(Saved data entries)
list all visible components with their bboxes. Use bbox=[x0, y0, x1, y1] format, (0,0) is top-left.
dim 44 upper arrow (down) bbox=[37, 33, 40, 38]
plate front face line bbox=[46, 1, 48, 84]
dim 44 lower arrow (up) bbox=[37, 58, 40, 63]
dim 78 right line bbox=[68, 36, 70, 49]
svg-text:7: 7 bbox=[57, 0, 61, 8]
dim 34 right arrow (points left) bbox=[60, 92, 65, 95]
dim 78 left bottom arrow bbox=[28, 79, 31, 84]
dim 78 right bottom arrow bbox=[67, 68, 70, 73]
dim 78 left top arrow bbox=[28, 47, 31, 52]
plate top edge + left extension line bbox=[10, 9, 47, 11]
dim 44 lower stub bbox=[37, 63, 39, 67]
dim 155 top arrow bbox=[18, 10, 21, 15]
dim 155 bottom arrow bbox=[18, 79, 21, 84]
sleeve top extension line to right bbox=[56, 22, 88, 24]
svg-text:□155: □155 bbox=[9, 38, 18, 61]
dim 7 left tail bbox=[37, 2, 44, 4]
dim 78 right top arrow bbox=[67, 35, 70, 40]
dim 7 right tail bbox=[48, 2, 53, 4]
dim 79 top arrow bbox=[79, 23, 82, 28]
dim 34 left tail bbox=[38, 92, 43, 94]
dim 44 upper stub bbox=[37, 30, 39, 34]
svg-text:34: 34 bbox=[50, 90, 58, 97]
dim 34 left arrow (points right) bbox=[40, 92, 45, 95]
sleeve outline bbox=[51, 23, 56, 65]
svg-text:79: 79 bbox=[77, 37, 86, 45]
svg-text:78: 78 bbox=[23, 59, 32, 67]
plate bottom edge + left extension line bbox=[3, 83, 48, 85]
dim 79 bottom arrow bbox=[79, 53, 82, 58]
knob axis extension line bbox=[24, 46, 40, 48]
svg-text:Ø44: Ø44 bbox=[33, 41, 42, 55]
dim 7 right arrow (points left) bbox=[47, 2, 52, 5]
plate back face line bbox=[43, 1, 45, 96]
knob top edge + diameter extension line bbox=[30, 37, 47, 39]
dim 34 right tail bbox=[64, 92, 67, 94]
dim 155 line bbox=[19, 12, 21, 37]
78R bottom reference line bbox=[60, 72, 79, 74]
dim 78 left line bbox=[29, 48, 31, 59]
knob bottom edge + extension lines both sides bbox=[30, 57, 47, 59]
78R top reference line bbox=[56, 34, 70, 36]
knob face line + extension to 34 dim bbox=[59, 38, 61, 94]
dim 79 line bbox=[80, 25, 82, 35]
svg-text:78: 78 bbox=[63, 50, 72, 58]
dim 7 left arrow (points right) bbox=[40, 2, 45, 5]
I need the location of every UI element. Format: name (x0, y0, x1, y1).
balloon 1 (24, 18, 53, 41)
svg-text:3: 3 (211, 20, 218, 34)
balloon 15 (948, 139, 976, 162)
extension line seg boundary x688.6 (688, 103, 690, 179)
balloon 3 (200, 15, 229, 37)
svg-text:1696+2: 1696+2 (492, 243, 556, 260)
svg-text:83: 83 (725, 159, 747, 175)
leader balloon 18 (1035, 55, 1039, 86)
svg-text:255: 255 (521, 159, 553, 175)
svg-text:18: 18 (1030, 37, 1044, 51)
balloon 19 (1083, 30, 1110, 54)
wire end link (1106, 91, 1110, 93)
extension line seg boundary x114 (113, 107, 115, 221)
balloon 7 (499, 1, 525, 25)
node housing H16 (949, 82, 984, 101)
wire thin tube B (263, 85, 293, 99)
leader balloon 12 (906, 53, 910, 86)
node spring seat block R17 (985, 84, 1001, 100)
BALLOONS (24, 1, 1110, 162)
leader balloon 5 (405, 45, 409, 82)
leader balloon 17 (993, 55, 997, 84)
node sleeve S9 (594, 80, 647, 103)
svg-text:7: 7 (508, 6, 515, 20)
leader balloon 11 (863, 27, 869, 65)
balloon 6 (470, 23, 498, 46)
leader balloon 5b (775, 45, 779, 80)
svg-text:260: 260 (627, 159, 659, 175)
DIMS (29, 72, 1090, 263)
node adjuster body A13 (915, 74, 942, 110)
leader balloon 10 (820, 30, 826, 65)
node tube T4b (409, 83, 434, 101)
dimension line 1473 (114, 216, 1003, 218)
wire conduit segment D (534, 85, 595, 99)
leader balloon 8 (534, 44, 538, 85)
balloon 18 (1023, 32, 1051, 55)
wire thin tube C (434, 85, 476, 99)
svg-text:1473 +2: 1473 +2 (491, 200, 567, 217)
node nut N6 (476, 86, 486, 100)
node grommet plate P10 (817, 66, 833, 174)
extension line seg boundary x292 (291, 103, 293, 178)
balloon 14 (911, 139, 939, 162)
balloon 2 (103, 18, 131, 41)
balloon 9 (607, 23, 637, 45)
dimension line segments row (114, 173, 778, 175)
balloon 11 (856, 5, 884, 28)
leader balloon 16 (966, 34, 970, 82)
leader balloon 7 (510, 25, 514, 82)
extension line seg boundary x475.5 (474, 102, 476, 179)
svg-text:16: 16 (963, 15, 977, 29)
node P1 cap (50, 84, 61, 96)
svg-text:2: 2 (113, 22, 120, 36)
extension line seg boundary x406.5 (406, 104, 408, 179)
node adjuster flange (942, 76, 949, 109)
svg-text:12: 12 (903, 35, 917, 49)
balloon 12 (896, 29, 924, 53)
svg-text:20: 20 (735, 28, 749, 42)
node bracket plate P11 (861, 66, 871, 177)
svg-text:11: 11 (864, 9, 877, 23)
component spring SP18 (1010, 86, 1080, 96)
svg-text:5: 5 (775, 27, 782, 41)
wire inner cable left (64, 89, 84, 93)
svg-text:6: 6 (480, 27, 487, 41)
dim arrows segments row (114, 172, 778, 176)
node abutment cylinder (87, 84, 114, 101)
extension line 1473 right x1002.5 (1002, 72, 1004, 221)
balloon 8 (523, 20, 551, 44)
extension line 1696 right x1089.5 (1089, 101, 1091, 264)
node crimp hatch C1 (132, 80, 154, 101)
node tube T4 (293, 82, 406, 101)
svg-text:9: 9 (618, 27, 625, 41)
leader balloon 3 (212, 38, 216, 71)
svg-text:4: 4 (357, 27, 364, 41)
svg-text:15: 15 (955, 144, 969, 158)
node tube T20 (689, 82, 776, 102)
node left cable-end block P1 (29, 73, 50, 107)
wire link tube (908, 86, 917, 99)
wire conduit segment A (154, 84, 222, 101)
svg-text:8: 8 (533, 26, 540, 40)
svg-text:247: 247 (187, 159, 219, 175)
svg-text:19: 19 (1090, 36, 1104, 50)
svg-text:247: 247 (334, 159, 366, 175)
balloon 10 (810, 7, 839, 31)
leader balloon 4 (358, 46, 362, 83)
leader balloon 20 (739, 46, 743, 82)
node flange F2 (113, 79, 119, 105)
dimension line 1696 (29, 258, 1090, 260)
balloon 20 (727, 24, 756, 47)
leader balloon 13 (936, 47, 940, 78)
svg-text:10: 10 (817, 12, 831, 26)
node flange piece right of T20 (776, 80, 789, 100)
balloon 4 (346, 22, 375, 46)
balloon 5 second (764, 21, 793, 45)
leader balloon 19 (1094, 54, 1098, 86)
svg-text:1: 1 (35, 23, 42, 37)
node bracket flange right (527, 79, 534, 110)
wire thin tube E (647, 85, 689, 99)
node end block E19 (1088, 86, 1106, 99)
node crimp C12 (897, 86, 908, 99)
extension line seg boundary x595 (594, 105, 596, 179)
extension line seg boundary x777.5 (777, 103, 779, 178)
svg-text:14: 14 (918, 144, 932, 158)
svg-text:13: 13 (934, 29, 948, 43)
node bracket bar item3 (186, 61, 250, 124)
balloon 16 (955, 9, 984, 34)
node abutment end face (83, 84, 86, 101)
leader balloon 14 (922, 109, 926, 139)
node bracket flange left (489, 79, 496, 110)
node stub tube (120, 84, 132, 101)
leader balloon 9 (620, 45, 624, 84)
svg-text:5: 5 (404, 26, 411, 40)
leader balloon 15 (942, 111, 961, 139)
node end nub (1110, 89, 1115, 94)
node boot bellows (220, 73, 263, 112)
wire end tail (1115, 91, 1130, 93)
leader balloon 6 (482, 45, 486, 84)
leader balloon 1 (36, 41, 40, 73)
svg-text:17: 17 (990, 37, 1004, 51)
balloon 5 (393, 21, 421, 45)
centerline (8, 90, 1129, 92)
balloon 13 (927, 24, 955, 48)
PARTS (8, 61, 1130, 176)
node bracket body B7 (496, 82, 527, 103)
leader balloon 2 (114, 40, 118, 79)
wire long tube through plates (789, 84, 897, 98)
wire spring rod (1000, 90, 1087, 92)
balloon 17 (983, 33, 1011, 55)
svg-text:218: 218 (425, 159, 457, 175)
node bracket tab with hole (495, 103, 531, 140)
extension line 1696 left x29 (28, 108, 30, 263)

TASK DIRECTIONS -> Copy the data word for word, starting with its first line and going on through the line that contains "knob bottom edge".

SOLVED PROBLEM ->
list all visible components with their bboxes. Use bbox=[x0, y0, x1, y1] format, (0,0) is top-left.
dim 44 upper arrow (down) bbox=[37, 33, 40, 38]
plate front face line bbox=[46, 1, 48, 84]
dim 44 lower arrow (up) bbox=[37, 58, 40, 63]
dim 78 right line bbox=[68, 36, 70, 49]
svg-text:7: 7 bbox=[57, 0, 61, 8]
dim 34 right arrow (points left) bbox=[60, 92, 65, 95]
dim 78 left bottom arrow bbox=[28, 79, 31, 84]
dim 78 right bottom arrow bbox=[67, 68, 70, 73]
dim 78 left top arrow bbox=[28, 47, 31, 52]
plate top edge + left extension line bbox=[10, 9, 47, 11]
dim 44 lower stub bbox=[37, 63, 39, 67]
dim 155 top arrow bbox=[18, 10, 21, 15]
dim 155 bottom arrow bbox=[18, 79, 21, 84]
sleeve top extension line to right bbox=[56, 22, 88, 24]
svg-text:□155: □155 bbox=[9, 38, 18, 61]
dim 7 left tail bbox=[37, 2, 44, 4]
dim 78 right top arrow bbox=[67, 35, 70, 40]
dim 7 right tail bbox=[48, 2, 53, 4]
dim 79 top arrow bbox=[79, 23, 82, 28]
dim 34 left tail bbox=[38, 92, 43, 94]
dim 44 upper stub bbox=[37, 30, 39, 34]
svg-text:34: 34 bbox=[50, 90, 58, 97]
dim 34 left arrow (points right) bbox=[40, 92, 45, 95]
sleeve outline bbox=[51, 23, 56, 65]
svg-text:79: 79 bbox=[77, 37, 86, 45]
svg-text:78: 78 bbox=[23, 59, 32, 67]
plate bottom edge + left extension line bbox=[3, 83, 48, 85]
dim 79 bottom arrow bbox=[79, 53, 82, 58]
knob axis extension line bbox=[24, 46, 40, 48]
svg-text:Ø44: Ø44 bbox=[33, 41, 42, 55]
dim 7 right arrow (points left) bbox=[47, 2, 52, 5]
plate back face line bbox=[43, 1, 45, 96]
knob top edge + diameter extension line bbox=[30, 37, 47, 39]
dim 34 right tail bbox=[64, 92, 67, 94]
dim 155 line bbox=[19, 12, 21, 37]
78R bottom reference line bbox=[60, 72, 79, 74]
dim 78 left line bbox=[29, 48, 31, 59]
knob bottom edge + extension lines both sides bbox=[30, 57, 47, 59]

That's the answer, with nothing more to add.